MATERIALS PROVIDED.
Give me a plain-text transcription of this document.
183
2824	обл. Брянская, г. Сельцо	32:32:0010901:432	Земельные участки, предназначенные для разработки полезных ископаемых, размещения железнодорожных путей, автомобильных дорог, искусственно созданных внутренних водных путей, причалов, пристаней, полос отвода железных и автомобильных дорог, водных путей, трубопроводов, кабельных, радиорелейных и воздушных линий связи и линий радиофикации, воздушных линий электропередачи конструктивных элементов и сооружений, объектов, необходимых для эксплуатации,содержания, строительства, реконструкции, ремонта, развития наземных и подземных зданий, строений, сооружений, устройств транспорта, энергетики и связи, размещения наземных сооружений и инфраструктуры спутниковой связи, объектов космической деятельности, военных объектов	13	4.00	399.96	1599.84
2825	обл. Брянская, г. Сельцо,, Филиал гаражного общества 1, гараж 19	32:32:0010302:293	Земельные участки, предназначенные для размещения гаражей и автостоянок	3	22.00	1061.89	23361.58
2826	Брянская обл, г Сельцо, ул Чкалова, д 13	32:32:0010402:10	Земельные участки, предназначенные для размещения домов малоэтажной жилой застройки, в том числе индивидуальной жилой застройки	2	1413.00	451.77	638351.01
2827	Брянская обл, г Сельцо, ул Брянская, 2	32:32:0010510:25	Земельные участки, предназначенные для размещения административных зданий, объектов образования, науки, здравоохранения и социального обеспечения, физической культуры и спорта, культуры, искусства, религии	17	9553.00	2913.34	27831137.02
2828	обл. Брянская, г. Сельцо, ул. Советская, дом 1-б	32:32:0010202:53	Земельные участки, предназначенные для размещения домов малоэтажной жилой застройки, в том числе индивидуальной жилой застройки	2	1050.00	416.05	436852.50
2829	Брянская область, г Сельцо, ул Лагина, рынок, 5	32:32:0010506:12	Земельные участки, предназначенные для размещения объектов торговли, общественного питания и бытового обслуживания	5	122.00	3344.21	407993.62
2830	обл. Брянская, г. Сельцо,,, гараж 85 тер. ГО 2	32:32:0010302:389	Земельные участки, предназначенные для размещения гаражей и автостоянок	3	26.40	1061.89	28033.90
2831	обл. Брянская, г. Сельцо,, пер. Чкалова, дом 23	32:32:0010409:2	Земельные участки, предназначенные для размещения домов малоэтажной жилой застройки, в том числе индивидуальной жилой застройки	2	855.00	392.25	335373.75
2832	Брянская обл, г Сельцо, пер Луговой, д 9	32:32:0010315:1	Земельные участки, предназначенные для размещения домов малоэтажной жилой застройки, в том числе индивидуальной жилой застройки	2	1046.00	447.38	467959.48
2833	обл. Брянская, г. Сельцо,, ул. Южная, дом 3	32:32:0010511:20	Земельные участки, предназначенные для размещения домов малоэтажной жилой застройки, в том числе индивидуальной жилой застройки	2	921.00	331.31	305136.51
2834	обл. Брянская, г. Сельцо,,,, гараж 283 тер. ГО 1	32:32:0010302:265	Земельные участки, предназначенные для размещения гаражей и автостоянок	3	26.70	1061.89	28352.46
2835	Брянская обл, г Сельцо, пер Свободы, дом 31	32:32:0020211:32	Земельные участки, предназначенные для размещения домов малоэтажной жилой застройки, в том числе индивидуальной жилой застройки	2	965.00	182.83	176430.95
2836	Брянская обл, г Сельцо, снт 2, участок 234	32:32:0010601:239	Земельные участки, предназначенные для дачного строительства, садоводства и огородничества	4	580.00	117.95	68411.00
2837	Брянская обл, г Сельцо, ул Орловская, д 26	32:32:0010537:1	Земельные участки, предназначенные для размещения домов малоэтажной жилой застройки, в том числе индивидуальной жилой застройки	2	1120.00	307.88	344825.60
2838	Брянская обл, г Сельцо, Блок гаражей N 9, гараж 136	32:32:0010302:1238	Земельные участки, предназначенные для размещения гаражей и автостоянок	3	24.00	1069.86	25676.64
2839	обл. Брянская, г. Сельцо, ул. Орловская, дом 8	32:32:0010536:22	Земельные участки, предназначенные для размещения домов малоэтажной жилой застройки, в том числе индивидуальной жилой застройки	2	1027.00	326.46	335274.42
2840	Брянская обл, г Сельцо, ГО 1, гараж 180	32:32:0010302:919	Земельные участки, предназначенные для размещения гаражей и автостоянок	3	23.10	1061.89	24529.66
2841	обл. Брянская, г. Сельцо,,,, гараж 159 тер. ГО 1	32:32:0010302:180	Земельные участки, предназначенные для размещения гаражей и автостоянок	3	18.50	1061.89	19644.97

EXERCISE TASK. From the listing above, copy out each line where the word "зданий" appears.

THE REPLY.
2824	обл. Брянская, г. Сельцо	32:32:0010901:432	Земельные участки, предназначенные для разработки полезных ископаемых, размещения железнодорожных путей, автомобильных дорог, искусственно созданных внутренних водных путей, причалов, пристаней, полос отвода железных и автомобильных дорог, водных путей, трубопроводов, кабельных, радиорелейных и воздушных линий связи и линий радиофикации, воздушных линий электропередачи конструктивных элементов и сооружений, объектов, необходимых для эксплуатации,содержания, строительства, реконструкции, ремонта, развития наземных и подземных зданий, строений, сооружений, устройств транспорта, энергетики и связи, размещения наземных сооружений и инфраструктуры спутниковой связи, объектов космической деятельности, военных объектов	13	4.00	399.96	1599.84
2827	Брянская обл, г Сельцо, ул Брянская, 2	32:32:0010510:25	Земельные участки, предназначенные для размещения административных зданий, объектов образования, науки, здравоохранения и социального обеспечения, физической культуры и спорта, культуры, искусства, религии	17	9553.00	2913.34	27831137.02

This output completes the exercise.